**AVAILABLE DATA:**
※

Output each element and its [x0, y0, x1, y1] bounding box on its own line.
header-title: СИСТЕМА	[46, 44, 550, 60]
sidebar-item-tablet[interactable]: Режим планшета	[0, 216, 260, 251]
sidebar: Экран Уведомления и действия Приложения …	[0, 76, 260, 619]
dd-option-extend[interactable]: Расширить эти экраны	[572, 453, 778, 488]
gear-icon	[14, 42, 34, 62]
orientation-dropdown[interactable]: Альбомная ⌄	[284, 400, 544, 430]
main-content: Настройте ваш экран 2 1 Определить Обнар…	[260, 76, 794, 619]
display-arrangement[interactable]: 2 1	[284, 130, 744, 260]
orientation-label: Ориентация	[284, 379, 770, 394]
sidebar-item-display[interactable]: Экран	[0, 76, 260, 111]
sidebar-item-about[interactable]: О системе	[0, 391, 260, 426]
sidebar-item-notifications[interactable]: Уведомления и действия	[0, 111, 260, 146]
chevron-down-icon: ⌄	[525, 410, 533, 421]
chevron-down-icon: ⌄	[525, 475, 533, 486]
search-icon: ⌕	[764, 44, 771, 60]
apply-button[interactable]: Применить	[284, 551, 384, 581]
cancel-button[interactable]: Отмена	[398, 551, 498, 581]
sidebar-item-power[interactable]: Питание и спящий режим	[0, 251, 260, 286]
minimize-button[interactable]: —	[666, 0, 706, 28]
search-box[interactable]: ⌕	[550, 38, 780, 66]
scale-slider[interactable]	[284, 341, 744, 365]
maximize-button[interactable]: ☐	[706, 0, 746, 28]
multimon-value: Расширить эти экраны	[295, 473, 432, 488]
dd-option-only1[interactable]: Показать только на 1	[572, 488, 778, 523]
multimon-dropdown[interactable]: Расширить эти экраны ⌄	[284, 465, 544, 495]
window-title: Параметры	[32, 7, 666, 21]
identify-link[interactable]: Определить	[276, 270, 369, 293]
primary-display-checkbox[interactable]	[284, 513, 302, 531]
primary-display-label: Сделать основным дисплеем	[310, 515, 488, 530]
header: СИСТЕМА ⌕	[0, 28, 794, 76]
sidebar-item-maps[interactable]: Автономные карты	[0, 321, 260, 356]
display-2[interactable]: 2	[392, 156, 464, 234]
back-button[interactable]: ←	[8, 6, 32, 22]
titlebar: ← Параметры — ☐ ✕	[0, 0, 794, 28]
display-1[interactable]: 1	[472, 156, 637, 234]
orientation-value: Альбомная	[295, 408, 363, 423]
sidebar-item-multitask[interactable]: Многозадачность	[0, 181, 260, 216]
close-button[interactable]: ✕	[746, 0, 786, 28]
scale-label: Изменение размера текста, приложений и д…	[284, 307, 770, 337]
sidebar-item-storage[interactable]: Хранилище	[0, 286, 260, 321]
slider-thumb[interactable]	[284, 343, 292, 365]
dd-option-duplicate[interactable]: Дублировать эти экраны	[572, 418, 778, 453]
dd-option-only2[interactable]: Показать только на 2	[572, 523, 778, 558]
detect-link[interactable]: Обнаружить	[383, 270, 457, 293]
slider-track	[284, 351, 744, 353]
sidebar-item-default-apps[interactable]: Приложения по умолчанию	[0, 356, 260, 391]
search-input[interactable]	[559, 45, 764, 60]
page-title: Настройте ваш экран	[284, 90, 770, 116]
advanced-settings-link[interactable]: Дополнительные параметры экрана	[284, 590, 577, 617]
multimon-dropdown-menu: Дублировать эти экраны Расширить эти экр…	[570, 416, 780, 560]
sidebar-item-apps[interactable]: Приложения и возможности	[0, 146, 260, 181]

※

**WHAT TO PRODUCE:**
Could you format the lines above as a JSON list of strings, one string per line with blank lines omitted, beginning at the very first line and stopping after the line that contains "38, 780, 66]"?

**RESULT OF THE TASK:**
[
  "Output each element and its [x0, y0, x1, y1] bounding box on its own line.",
  "header-title: СИСТЕМА\t[46, 44, 550, 60]",
  "sidebar-item-tablet[interactable]: Режим планшета\t[0, 216, 260, 251]",
  "sidebar: Экран Уведомления и действия Приложения …\t[0, 76, 260, 619]",
  "dd-option-extend[interactable]: Расширить эти экраны\t[572, 453, 778, 488]",
  "gear-icon\t[14, 42, 34, 62]",
  "orientation-dropdown[interactable]: Альбомная ⌄\t[284, 400, 544, 430]",
  "main-content: Настройте ваш экран 2 1 Определить Обнар…\t[260, 76, 794, 619]",
  "display-arrangement[interactable]: 2 1\t[284, 130, 744, 260]",
  "orientation-label: Ориентация\t[284, 379, 770, 394]",
  "sidebar-item-display[interactable]: Экран\t[0, 76, 260, 111]",
  "sidebar-item-about[interactable]: О системе\t[0, 391, 260, 426]",
  "sidebar-item-notifications[interactable]: Уведомления и действия\t[0, 111, 260, 146]",
  "chevron-down-icon: ⌄\t[525, 410, 533, 421]",
  "chevron-down-icon: ⌄\t[525, 475, 533, 486]",
  "search-icon: ⌕\t[764, 44, 771, 60]",
  "apply-button[interactable]: Применить\t[284, 551, 384, 581]",
  "cancel-button[interactable]: Отмена\t[398, 551, 498, 581]",
  "sidebar-item-power[interactable]: Питание и спящий режим\t[0, 251, 260, 286]",
  "minimize-button[interactable]: —\t[666, 0, 706, 28]",
  "search-box[interactable]: ⌕\t[550, 38, 780, 66]"
]